**EXERCISE PROMPT:** From the listing below, pull out all lines with "last" in them.

################

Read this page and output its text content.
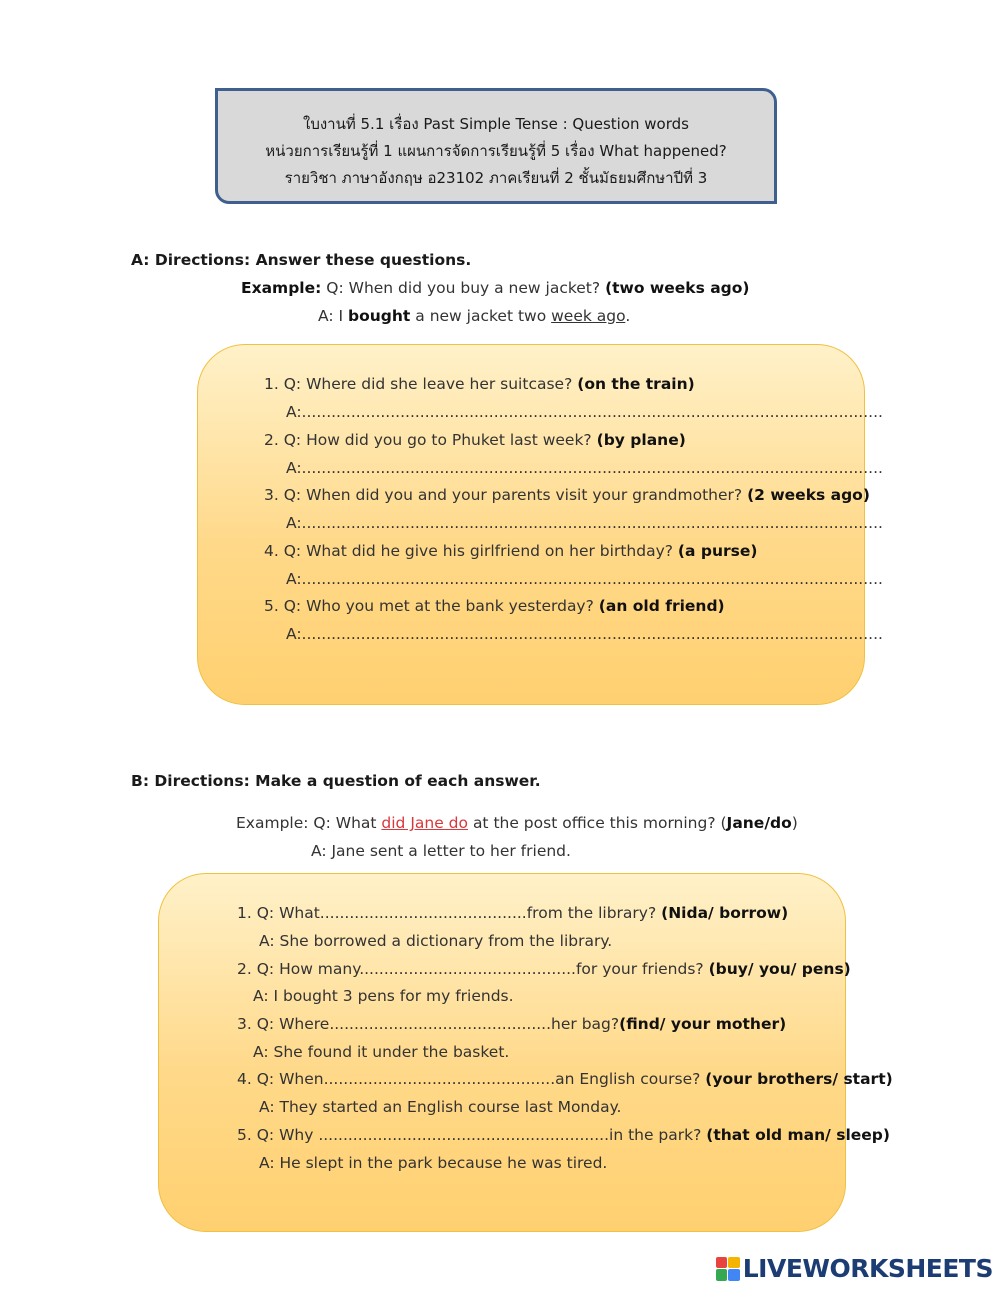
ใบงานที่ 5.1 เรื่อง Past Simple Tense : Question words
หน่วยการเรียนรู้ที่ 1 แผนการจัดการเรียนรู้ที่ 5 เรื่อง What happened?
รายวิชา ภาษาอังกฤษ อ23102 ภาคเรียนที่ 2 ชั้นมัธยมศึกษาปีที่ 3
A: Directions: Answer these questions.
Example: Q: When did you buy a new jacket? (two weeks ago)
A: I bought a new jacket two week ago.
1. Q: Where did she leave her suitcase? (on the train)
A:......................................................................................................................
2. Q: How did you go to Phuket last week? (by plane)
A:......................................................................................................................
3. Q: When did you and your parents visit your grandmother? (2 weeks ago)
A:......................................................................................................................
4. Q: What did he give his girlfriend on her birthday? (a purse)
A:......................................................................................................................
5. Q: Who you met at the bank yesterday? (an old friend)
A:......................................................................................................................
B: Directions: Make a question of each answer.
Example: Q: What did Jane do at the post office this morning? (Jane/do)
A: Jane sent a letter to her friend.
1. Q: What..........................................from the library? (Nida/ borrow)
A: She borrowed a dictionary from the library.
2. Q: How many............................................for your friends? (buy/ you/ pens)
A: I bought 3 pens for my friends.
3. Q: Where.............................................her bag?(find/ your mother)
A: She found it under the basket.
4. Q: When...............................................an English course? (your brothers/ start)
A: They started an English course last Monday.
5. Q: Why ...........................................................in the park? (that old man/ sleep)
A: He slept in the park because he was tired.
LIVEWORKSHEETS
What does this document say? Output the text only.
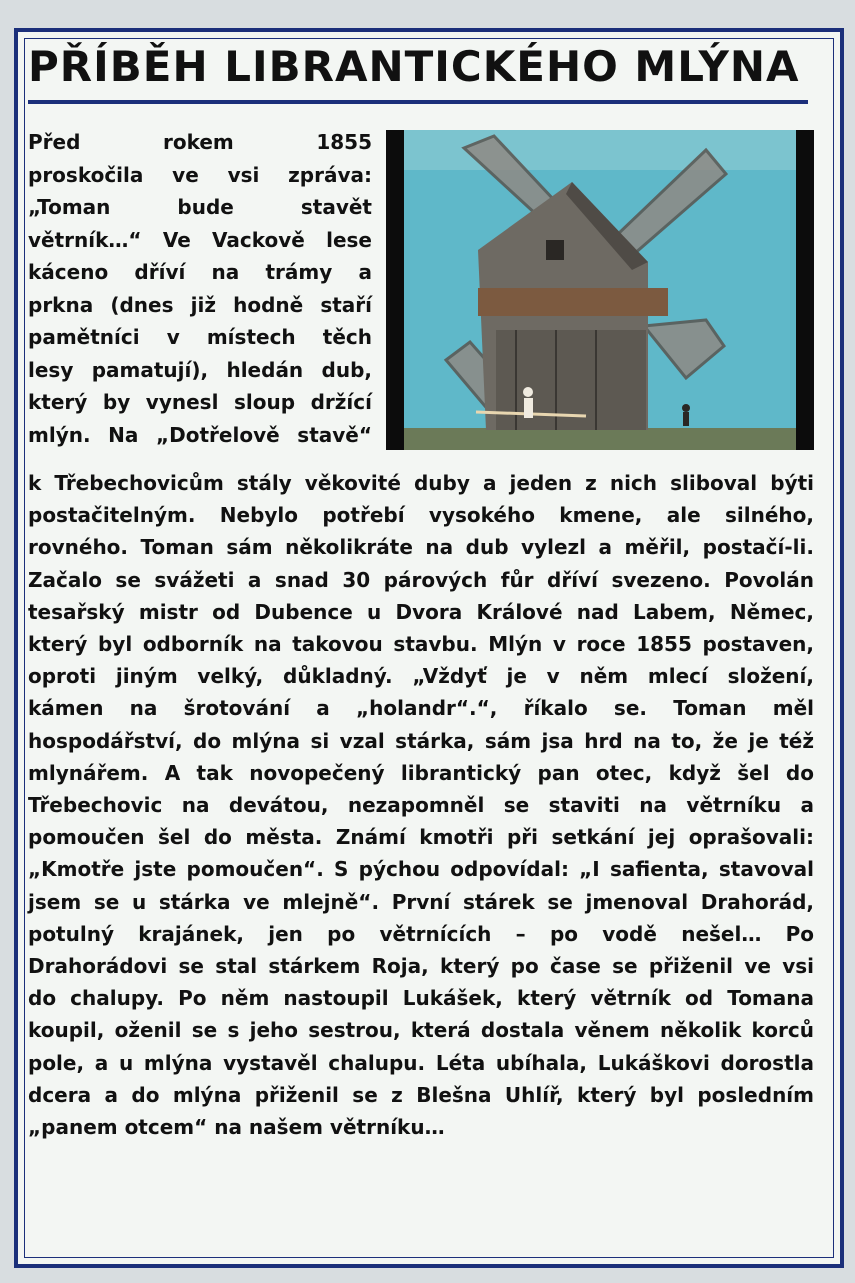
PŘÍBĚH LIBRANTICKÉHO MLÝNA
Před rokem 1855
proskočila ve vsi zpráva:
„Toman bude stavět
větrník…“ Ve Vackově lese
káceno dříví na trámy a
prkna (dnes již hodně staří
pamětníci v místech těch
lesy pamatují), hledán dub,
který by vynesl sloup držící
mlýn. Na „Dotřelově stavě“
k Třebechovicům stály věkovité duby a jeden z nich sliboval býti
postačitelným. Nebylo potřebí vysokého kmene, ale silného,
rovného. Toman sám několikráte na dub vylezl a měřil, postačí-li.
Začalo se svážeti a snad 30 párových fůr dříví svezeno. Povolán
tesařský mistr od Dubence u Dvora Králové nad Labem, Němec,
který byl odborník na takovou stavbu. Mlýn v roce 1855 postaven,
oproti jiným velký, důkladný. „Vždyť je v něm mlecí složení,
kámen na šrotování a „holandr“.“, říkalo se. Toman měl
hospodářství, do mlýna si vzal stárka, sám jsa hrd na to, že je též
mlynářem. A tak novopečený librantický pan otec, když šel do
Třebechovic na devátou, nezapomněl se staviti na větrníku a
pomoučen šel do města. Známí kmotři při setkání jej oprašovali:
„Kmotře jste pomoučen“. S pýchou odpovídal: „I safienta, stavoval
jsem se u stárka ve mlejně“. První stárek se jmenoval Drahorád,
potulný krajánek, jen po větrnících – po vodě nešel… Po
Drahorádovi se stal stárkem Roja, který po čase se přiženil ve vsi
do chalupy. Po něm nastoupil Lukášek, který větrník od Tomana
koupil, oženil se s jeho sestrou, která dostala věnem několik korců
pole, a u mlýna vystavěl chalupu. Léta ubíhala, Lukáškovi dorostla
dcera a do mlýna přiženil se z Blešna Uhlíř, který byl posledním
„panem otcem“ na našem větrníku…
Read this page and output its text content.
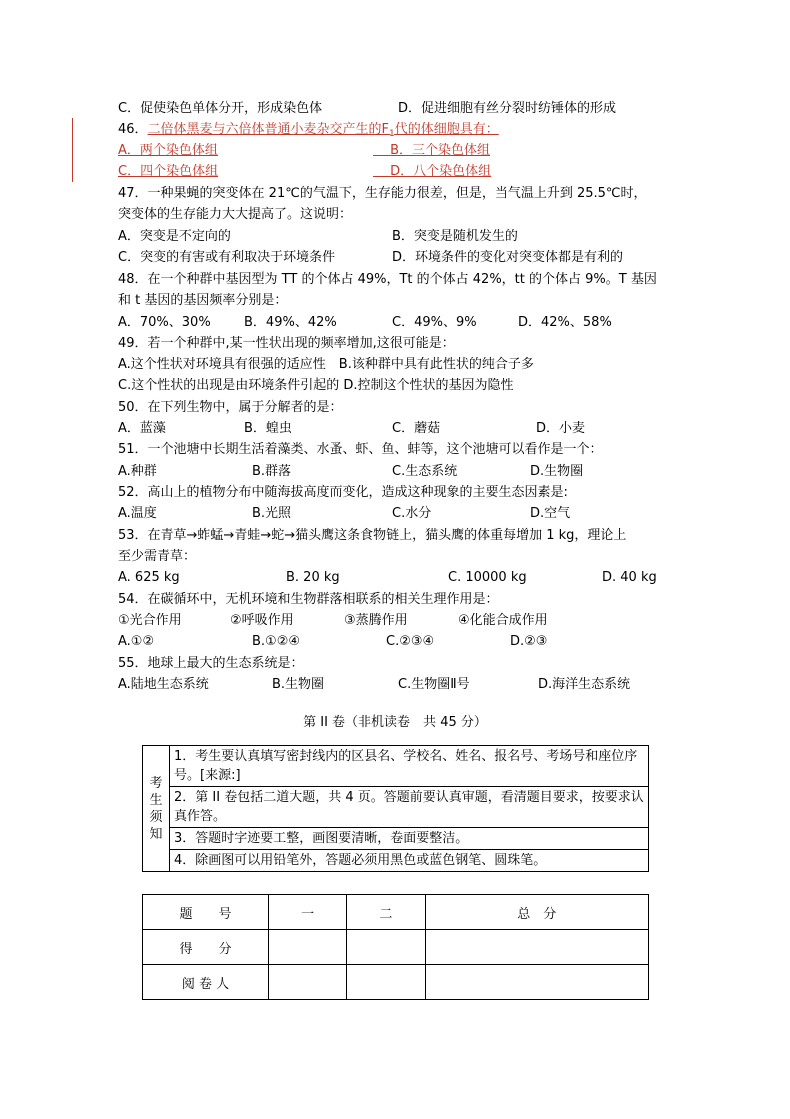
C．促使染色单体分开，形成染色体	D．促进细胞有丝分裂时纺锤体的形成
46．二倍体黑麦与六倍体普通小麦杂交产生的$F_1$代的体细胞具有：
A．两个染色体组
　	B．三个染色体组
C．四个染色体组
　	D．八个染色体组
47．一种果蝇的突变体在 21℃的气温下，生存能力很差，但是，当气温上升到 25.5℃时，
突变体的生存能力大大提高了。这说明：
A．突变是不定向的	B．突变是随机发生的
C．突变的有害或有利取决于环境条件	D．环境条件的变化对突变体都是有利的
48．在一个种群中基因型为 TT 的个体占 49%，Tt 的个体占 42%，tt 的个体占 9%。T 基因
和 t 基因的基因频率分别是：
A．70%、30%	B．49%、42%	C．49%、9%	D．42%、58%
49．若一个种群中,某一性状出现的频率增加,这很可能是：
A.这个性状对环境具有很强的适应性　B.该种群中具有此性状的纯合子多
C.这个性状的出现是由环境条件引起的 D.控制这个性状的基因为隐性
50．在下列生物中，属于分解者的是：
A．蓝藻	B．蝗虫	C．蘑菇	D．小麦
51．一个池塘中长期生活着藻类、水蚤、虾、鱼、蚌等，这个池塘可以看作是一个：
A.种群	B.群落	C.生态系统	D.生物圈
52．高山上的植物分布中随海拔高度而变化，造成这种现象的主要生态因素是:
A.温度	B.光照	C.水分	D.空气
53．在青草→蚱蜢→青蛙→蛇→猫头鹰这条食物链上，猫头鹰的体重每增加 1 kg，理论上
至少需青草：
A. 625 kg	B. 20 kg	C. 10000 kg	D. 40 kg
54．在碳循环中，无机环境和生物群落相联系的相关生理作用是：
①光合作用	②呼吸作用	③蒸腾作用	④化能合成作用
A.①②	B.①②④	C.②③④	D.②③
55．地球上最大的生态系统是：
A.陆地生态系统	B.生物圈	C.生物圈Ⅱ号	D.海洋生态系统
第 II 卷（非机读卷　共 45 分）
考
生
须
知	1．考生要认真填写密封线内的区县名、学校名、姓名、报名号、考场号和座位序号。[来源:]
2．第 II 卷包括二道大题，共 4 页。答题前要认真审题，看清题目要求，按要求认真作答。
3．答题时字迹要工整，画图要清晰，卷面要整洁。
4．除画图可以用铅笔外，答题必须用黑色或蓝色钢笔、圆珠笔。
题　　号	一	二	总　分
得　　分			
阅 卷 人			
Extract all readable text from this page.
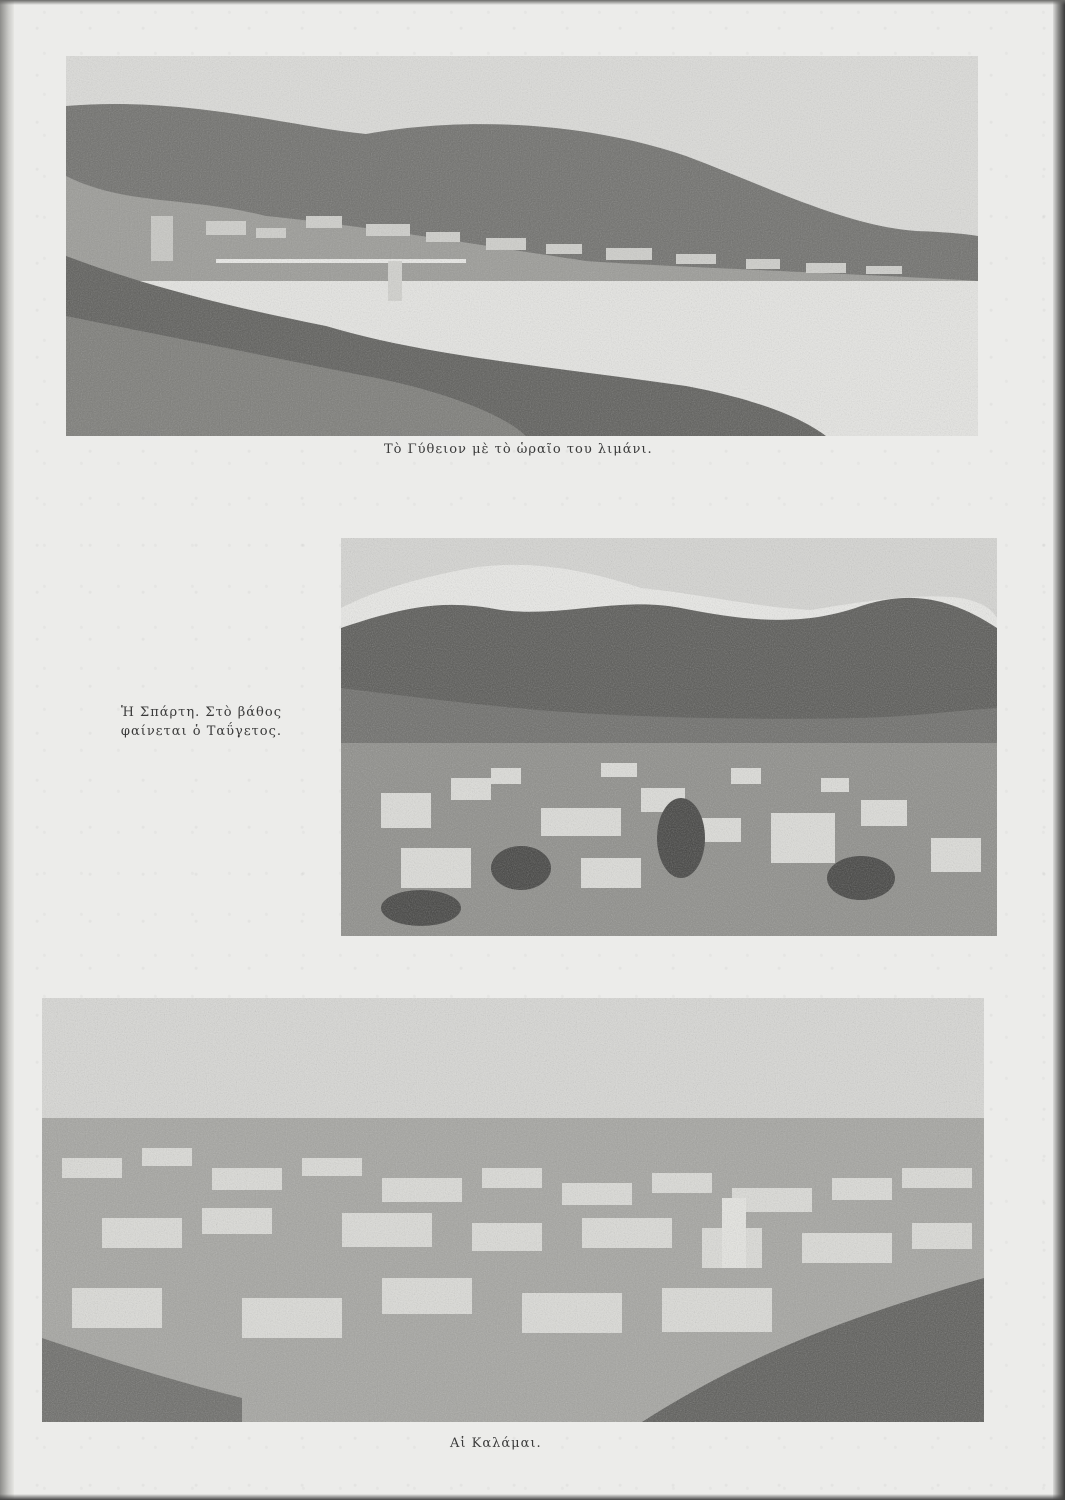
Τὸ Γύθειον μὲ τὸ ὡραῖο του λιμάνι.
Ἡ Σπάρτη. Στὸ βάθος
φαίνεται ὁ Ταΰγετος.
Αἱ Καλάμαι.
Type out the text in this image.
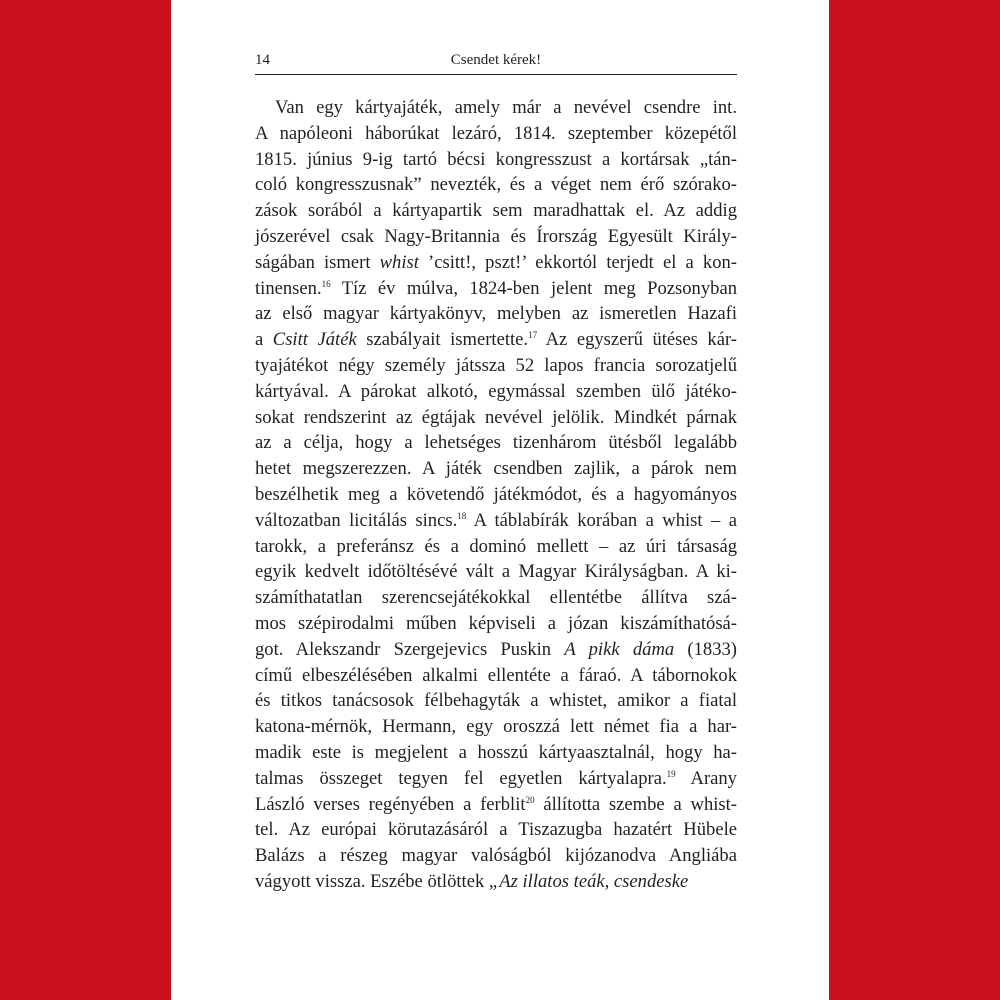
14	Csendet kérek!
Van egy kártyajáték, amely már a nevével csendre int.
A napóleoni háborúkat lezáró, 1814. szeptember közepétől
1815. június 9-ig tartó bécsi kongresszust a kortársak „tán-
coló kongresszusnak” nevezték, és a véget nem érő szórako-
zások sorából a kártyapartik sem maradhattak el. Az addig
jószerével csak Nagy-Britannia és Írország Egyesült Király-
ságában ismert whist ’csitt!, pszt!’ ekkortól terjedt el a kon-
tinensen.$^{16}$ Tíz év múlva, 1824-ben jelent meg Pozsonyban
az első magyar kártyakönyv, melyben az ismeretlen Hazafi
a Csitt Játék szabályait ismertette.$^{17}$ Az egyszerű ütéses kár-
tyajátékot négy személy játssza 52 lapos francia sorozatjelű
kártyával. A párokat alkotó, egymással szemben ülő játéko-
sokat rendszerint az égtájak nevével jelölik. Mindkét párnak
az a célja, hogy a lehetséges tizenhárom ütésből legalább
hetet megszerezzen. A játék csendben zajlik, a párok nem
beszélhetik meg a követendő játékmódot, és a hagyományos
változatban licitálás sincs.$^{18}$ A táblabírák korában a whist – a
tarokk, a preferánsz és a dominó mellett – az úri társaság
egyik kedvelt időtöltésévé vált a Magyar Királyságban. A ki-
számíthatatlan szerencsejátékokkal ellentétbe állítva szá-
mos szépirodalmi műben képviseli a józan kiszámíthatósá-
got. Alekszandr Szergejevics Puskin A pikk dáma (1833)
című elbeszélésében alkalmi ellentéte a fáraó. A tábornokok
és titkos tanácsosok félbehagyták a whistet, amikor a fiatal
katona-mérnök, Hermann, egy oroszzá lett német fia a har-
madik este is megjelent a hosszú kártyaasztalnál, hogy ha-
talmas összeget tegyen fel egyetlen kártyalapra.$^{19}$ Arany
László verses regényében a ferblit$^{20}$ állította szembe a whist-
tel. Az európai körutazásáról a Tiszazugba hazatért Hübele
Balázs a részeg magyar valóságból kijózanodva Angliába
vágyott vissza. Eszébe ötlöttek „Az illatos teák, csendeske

################

**WRITTEN ANSWER:**
2. Q: How did you go to Phuket last week? (by plane)
A: They started an English course last Monday.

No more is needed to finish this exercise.